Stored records
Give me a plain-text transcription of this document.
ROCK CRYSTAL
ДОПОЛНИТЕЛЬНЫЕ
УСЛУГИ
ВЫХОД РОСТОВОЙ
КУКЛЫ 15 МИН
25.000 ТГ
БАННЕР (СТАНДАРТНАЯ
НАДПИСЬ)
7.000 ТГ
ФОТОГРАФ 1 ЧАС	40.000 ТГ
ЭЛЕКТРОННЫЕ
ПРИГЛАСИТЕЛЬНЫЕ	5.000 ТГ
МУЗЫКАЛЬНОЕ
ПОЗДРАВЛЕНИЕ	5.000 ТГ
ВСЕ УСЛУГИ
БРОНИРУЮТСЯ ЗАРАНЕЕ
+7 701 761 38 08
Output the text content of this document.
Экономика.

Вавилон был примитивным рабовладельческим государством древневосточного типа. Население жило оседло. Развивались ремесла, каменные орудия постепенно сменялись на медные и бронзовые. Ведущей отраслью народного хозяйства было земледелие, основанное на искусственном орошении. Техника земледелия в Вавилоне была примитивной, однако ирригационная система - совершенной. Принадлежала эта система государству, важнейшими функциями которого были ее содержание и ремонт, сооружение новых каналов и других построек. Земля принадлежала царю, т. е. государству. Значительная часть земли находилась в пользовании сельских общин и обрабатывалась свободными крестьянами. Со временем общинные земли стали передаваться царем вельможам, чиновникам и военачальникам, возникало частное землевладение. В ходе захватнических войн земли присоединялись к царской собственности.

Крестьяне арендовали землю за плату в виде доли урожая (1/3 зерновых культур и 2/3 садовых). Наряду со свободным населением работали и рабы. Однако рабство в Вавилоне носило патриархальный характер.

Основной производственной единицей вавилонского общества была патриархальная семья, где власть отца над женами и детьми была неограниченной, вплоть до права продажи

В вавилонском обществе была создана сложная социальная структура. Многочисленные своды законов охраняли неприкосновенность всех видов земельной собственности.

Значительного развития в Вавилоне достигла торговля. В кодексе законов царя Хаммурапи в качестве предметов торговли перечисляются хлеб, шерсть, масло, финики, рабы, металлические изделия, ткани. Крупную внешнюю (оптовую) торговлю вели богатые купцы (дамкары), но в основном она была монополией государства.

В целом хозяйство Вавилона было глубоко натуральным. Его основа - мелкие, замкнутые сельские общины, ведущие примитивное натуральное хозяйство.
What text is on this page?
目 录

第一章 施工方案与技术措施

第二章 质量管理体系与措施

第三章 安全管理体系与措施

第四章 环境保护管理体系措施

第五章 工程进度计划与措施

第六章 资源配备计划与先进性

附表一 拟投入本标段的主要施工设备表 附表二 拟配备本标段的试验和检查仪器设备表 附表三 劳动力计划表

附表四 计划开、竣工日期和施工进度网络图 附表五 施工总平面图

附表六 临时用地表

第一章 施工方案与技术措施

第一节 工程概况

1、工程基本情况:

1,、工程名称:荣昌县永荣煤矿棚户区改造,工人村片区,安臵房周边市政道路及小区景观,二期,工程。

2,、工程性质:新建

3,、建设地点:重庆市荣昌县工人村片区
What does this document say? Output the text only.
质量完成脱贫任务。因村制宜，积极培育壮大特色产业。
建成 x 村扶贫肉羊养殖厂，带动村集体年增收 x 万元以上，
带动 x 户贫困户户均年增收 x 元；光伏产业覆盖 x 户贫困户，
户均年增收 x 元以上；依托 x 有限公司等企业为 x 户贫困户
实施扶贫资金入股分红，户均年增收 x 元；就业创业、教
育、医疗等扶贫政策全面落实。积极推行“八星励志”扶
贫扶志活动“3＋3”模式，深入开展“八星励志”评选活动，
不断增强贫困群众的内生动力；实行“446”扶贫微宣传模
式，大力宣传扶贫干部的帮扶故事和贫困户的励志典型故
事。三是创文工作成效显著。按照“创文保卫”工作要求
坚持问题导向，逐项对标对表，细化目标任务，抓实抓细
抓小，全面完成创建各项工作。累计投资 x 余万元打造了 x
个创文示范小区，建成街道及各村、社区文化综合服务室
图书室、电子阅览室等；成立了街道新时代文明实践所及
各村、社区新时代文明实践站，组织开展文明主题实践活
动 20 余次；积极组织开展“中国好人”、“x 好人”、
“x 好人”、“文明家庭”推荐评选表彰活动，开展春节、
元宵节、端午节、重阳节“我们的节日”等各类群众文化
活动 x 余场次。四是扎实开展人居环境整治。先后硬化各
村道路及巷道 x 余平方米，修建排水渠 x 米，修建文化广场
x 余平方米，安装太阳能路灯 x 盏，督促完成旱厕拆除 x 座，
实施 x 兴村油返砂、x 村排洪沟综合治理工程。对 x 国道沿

• **Written task**: Type out the full listing again, exactly as given.

• **Response to the task**:
Give me a plain-text transcription of this document.
ROCK CRYSTAL
ДОПОЛНИТЕЛЬНЫЕ
УСЛУГИ
ВЫХОД РОСТОВОЙ
КУКЛЫ 15 МИН
25.000 ТГ
БАННЕР (СТАНДАРТНАЯ
НАДПИСЬ)
7.000 ТГ
ФОТОГРАФ 1 ЧАС	40.000 ТГ
ЭЛЕКТРОННЫЕ
ПРИГЛАСИТЕЛЬНЫЕ	5.000 ТГ
МУЗЫКАЛЬНОЕ
ПОЗДРАВЛЕНИЕ	5.000 ТГ
ВСЕ УСЛУГИ
БРОНИРУЮТСЯ ЗАРАНЕЕ
+7 701 761 38 08
Output the text content of this document.
Экономика.

Вавилон был примитивным рабовладельческим государством древневосточного типа. Население жило оседло. Развивались ремесла, каменные орудия постепенно сменялись на медные и бронзовые. Ведущей отраслью народного хозяйства было земледелие, основанное на искусственном орошении. Техника земледелия в Вавилоне была примитивной, однако ирригационная система - совершенной. Принадлежала эта система государству, важнейшими функциями которого были ее содержание и ремонт, сооружение новых каналов и других построек. Земля принадлежала царю, т. е. государству. Значительная часть земли находилась в пользовании сельских общин и обрабатывалась свободными крестьянами. Со временем общинные земли стали передаваться царем вельможам, чиновникам и военачальникам, возникало частное землевладение. В ходе захватнических войн земли присоединялись к царской собственности.

Крестьяне арендовали землю за плату в виде доли урожая (1/3 зерновых культур и 2/3 садовых). Наряду со свободным населением работали и рабы. Однако рабство в Вавилоне носило патриархальный характер.

Основной производственной единицей вавилонского общества была патриархальная семья, где власть отца над женами и детьми была неограниченной, вплоть до права продажи

В вавилонском обществе была создана сложная социальная структура. Многочисленные своды законов охраняли неприкосновенность всех видов земельной собственности.

Значительного развития в Вавилоне достигла торговля. В кодексе законов царя Хаммурапи в качестве предметов торговли перечисляются хлеб, шерсть, масло, финики, рабы, металлические изделия, ткани. Крупную внешнюю (оптовую) торговлю вели богатые купцы (дамкары), но в основном она была монополией государства.

В целом хозяйство Вавилона было глубоко натуральным. Его основа - мелкие, замкнутые сельские общины, ведущие примитивное натуральное хозяйство.
What text is on this page?
目 录

第一章 施工方案与技术措施

第二章 质量管理体系与措施

第三章 安全管理体系与措施

第四章 环境保护管理体系措施

第五章 工程进度计划与措施

第六章 资源配备计划与先进性

附表一 拟投入本标段的主要施工设备表 附表二 拟配备本标段的试验和检查仪器设备表 附表三 劳动力计划表

附表四 计划开、竣工日期和施工进度网络图 附表五 施工总平面图

附表六 临时用地表

第一章 施工方案与技术措施

第一节 工程概况

1、工程基本情况:

1,、工程名称:荣昌县永荣煤矿棚户区改造,工人村片区,安臵房周边市政道路及小区景观,二期,工程。

2,、工程性质:新建

3,、建设地点:重庆市荣昌县工人村片区
What does this document say? Output the text only.
质量完成脱贫任务。因村制宜，积极培育壮大特色产业。
建成 x 村扶贫肉羊养殖厂，带动村集体年增收 x 万元以上，
带动 x 户贫困户户均年增收 x 元；光伏产业覆盖 x 户贫困户，
户均年增收 x 元以上；依托 x 有限公司等企业为 x 户贫困户
实施扶贫资金入股分红，户均年增收 x 元；就业创业、教
育、医疗等扶贫政策全面落实。积极推行“八星励志”扶
贫扶志活动“3＋3”模式，深入开展“八星励志”评选活动，
不断增强贫困群众的内生动力；实行“446”扶贫微宣传模
式，大力宣传扶贫干部的帮扶故事和贫困户的励志典型故
事。三是创文工作成效显著。按照“创文保卫”工作要求
坚持问题导向，逐项对标对表，细化目标任务，抓实抓细
抓小，全面完成创建各项工作。累计投资 x 余万元打造了 x
个创文示范小区，建成街道及各村、社区文化综合服务室
图书室、电子阅览室等；成立了街道新时代文明实践所及
各村、社区新时代文明实践站，组织开展文明主题实践活
动 20 余次；积极组织开展“中国好人”、“x 好人”、
“x 好人”、“文明家庭”推荐评选表彰活动，开展春节、
元宵节、端午节、重阳节“我们的节日”等各类群众文化
活动 x 余场次。四是扎实开展人居环境整治。先后硬化各
村道路及巷道 x 余平方米，修建排水渠 x 米，修建文化广场
x 余平方米，安装太阳能路灯 x 盏，督促完成旱厕拆除 x 座，
实施 x 兴村油返砂、x 村排洪沟综合治理工程。对 x 国道沿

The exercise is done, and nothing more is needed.